[Some records]
——————

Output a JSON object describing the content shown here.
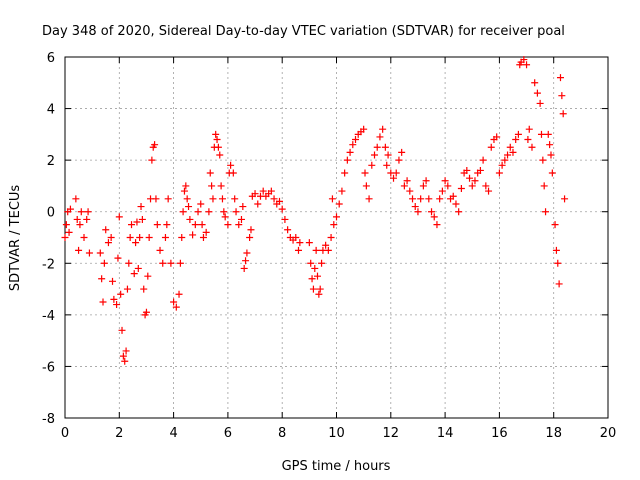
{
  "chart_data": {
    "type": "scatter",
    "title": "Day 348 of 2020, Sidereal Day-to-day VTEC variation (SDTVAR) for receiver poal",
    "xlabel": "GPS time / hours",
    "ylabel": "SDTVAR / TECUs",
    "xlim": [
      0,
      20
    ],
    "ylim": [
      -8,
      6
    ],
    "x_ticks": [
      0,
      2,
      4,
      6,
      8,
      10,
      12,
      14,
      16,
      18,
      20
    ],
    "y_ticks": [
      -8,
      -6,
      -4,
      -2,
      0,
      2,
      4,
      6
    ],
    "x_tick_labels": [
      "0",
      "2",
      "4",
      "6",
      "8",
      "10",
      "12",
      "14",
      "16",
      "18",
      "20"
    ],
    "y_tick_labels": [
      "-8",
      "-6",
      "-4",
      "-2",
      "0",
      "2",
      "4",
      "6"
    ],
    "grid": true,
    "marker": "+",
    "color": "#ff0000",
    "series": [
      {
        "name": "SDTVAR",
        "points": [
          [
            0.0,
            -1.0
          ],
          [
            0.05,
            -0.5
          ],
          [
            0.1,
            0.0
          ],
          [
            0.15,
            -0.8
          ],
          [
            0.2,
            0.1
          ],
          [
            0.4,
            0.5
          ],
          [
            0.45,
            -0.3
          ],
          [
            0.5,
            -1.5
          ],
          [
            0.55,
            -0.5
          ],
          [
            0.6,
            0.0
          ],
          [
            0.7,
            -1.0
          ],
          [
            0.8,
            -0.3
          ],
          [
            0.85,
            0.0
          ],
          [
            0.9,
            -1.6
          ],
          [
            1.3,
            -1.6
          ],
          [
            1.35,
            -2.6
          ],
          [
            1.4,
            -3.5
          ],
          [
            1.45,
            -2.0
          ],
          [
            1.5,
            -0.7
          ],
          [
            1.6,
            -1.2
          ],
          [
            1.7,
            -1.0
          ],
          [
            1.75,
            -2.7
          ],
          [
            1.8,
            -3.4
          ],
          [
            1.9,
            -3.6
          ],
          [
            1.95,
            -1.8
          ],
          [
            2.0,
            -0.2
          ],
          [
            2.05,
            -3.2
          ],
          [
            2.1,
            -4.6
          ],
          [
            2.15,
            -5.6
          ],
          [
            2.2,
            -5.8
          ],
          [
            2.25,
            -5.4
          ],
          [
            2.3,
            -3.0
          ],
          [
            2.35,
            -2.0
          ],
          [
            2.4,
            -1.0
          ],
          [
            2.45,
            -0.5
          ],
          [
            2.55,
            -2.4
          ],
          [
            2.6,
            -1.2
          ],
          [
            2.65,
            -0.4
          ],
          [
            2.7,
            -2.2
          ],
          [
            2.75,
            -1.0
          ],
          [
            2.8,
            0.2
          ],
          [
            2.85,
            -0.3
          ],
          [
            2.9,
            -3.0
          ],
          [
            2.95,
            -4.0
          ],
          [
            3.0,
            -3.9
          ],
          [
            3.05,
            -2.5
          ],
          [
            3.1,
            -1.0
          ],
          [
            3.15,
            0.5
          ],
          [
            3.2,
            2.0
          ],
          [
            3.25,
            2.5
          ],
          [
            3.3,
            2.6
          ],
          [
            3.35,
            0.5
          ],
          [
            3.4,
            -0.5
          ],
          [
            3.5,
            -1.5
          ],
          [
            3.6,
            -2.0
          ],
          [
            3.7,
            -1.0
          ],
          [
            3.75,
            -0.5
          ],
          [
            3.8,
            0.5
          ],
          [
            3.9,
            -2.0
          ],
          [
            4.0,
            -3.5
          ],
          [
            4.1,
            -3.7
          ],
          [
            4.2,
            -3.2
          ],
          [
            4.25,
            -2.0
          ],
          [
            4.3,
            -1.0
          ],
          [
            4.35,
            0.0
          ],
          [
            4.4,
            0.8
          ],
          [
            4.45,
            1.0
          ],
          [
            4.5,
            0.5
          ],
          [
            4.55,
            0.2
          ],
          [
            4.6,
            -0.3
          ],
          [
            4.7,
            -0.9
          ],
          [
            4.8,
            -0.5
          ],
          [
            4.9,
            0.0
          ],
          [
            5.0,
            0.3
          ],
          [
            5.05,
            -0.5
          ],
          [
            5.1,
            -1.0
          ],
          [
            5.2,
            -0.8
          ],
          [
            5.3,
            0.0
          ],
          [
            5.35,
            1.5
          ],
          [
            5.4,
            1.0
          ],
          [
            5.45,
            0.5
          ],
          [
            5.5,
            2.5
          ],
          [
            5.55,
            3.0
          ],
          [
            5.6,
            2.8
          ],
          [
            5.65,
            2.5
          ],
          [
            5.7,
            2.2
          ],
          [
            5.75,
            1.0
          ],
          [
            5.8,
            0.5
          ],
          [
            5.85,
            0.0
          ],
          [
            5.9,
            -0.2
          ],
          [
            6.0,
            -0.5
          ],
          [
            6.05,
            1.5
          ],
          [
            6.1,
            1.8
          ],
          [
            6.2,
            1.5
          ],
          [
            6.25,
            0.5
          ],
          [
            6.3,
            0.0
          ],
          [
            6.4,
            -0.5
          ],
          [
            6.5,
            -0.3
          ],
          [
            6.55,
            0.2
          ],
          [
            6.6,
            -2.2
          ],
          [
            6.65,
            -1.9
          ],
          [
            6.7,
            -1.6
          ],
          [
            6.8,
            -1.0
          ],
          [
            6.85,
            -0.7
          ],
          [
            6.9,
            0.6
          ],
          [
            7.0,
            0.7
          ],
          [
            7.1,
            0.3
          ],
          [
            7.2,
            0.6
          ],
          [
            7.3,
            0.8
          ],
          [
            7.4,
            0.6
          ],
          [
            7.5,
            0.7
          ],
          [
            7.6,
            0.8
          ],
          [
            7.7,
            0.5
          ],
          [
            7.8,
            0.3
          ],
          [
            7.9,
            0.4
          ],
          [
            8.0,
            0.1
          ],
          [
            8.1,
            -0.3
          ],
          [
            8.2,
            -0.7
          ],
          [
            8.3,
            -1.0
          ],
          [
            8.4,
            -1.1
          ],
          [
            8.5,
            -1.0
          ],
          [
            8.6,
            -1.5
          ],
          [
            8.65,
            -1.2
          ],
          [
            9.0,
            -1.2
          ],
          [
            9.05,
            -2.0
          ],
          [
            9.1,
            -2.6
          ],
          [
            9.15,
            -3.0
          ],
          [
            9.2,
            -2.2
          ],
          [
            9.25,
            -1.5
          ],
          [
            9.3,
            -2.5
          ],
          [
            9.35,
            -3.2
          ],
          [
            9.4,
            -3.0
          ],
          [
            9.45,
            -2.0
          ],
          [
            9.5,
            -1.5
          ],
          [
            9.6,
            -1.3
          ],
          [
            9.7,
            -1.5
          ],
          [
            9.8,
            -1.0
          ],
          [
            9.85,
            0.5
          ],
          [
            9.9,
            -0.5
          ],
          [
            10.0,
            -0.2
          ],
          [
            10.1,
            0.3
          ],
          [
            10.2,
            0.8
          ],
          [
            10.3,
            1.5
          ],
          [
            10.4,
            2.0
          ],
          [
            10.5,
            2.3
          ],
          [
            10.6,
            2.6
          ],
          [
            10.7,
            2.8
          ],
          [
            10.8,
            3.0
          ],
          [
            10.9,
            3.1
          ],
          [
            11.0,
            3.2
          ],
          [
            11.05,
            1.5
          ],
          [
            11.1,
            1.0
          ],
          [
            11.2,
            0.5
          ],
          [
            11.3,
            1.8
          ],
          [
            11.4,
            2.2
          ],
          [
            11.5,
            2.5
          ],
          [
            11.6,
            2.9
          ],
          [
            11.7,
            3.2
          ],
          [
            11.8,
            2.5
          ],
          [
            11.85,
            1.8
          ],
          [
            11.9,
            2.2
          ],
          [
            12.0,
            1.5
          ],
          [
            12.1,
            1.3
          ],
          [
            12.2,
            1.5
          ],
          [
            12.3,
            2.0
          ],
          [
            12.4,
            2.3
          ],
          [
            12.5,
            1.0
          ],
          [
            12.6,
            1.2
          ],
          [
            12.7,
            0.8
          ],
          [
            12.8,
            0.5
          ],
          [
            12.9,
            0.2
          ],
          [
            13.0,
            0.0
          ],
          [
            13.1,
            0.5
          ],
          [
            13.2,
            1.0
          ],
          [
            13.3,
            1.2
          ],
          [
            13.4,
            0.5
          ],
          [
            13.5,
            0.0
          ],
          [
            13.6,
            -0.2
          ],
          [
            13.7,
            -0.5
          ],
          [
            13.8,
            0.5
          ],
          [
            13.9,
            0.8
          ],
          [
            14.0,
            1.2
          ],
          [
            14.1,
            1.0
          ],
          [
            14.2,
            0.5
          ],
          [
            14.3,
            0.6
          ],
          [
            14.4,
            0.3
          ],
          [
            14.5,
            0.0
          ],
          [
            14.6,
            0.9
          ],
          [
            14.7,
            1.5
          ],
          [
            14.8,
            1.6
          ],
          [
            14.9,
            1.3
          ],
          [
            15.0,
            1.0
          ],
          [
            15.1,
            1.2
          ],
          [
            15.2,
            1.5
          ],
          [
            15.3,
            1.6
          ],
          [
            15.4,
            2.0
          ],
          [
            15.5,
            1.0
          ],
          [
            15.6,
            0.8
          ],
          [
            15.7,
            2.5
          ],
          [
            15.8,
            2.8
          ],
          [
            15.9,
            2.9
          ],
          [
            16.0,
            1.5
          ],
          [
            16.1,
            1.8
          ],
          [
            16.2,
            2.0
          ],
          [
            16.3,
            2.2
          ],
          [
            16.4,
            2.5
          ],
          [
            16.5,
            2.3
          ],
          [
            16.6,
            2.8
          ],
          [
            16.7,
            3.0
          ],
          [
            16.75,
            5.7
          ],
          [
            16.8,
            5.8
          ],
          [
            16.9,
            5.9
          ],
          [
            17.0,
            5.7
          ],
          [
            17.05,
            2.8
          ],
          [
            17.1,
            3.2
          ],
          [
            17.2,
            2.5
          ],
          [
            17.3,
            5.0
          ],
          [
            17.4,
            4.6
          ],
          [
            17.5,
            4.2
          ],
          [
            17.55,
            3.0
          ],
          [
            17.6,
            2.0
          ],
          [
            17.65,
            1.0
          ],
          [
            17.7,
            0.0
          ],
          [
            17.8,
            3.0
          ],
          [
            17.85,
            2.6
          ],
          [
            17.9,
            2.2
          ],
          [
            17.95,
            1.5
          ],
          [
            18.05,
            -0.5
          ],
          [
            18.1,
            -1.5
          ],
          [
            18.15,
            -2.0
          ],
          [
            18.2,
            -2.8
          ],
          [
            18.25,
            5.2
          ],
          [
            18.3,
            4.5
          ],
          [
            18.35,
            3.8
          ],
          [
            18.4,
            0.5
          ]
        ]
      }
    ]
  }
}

——————

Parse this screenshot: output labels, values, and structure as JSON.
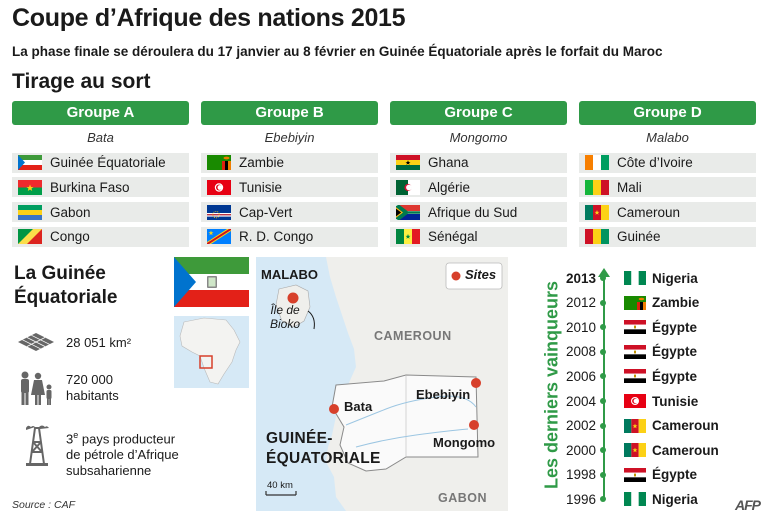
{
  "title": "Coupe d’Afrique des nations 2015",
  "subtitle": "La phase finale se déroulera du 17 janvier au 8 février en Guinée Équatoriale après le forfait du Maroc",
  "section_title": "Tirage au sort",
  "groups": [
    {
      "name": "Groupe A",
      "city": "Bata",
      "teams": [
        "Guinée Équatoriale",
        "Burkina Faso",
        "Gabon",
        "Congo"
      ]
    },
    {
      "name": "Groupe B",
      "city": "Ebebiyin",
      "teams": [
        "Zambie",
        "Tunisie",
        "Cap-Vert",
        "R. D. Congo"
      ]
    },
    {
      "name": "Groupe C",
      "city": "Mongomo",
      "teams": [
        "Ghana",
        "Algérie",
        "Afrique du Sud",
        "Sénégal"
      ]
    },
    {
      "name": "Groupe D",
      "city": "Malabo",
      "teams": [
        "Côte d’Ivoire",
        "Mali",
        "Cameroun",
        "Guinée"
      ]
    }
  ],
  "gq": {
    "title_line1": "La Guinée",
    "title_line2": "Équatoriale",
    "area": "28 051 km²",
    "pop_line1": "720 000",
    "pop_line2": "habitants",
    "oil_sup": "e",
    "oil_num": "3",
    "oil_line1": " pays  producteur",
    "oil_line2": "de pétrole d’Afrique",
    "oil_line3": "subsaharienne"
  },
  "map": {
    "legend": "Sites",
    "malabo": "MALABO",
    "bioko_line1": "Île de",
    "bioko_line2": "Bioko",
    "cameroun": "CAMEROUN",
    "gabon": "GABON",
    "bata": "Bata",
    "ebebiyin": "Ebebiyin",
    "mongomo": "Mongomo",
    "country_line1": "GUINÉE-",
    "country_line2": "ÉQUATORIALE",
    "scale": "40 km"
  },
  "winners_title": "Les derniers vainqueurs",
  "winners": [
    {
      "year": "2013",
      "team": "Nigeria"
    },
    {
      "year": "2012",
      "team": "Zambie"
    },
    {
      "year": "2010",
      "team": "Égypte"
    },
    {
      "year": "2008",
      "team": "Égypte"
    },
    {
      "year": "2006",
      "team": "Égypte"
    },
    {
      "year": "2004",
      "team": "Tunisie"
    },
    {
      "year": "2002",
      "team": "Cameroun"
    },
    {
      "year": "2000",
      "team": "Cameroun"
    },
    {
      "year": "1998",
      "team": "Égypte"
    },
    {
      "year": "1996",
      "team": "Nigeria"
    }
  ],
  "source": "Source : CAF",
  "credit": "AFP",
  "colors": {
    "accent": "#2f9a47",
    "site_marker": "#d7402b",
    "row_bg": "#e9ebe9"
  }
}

——————

• **What to produce**: Your task is to gather all lines from the entries above that hold the word "city".

• **Exercise output**:
      "city": "Bata",
      "city": "Ebebiyin",
      "city": "Mongomo",
      "city": "Malabo",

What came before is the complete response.